- [Supplied material]
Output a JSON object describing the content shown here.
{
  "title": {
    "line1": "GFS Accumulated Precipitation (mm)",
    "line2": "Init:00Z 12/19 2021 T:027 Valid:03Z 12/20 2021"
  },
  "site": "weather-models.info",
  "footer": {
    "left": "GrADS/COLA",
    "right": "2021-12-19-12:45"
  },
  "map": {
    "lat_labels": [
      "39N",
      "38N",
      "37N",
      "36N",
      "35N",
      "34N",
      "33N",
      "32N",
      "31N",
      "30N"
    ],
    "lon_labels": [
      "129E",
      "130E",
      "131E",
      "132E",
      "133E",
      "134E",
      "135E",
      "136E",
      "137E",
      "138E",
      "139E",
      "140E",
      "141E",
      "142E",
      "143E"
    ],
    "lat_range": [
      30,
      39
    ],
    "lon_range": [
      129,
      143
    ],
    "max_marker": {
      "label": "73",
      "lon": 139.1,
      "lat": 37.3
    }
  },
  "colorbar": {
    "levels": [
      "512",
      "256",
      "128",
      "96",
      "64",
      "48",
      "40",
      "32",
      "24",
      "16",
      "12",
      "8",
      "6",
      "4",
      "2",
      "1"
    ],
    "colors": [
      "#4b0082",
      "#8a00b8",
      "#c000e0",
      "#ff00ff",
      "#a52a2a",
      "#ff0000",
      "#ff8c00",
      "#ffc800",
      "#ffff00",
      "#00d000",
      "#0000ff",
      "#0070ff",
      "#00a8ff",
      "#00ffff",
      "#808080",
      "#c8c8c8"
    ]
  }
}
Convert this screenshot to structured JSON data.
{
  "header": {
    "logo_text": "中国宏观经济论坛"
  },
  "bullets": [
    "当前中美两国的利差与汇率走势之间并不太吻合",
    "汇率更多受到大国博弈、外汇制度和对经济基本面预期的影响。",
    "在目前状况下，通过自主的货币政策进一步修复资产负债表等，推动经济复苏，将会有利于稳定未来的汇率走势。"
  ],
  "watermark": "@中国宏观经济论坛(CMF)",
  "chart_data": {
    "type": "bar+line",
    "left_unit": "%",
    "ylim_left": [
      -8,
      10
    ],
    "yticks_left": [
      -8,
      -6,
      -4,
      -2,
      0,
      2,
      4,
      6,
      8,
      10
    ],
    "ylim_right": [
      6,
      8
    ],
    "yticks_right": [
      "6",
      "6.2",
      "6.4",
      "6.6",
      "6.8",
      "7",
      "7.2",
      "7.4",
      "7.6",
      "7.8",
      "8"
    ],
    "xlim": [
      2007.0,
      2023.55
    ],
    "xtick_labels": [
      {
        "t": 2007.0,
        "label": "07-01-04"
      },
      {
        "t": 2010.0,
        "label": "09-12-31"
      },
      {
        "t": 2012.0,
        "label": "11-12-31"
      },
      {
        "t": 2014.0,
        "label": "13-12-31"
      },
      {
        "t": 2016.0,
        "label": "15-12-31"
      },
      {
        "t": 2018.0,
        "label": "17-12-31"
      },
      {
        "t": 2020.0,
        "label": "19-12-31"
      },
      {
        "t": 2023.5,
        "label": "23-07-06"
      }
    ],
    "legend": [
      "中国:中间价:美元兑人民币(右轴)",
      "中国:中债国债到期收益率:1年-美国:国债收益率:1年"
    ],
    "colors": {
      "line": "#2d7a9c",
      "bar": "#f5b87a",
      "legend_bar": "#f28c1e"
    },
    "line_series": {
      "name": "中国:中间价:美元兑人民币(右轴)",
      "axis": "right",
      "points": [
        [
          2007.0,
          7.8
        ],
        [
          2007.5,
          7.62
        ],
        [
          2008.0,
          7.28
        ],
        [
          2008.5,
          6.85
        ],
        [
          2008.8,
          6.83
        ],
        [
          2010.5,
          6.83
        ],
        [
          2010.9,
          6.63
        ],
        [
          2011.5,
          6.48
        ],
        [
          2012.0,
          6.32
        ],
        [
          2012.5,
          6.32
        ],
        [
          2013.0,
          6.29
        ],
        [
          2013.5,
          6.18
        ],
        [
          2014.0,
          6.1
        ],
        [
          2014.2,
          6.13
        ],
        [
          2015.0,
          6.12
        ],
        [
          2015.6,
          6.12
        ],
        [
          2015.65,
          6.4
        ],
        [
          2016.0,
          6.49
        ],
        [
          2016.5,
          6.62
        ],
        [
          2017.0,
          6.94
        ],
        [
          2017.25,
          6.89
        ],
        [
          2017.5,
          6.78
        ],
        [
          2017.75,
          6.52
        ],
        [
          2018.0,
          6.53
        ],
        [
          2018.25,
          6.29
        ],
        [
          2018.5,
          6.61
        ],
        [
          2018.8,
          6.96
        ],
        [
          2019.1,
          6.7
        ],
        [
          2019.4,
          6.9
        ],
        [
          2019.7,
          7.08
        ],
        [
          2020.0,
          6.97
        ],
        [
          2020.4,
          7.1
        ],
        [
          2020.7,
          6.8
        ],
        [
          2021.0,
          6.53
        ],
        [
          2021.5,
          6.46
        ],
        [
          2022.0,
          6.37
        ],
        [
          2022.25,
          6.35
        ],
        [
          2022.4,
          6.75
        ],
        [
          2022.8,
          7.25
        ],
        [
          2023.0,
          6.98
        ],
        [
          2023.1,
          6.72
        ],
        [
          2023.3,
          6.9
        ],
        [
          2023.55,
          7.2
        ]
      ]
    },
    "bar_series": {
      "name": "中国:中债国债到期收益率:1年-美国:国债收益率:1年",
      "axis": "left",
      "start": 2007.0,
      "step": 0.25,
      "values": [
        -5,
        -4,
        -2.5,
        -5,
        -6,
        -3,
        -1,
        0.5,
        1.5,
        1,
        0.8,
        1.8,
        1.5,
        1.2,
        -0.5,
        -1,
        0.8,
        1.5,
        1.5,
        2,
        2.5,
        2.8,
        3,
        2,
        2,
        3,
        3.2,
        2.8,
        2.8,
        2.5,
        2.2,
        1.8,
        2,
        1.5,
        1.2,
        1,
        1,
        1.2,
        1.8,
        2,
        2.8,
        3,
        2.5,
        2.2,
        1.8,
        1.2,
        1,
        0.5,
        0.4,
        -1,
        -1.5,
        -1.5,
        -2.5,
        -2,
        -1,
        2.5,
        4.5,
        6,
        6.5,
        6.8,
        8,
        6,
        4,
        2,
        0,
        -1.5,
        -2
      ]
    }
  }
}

- [Work instructions] Pull out all lines containing "中债国债到期收益率".

- [Final result]
      "中国:中债国债到期收益率:1年-美国:国债收益率:1年"
      "name": "中国:中债国债到期收益率:1年-美国:国债收益率:1年",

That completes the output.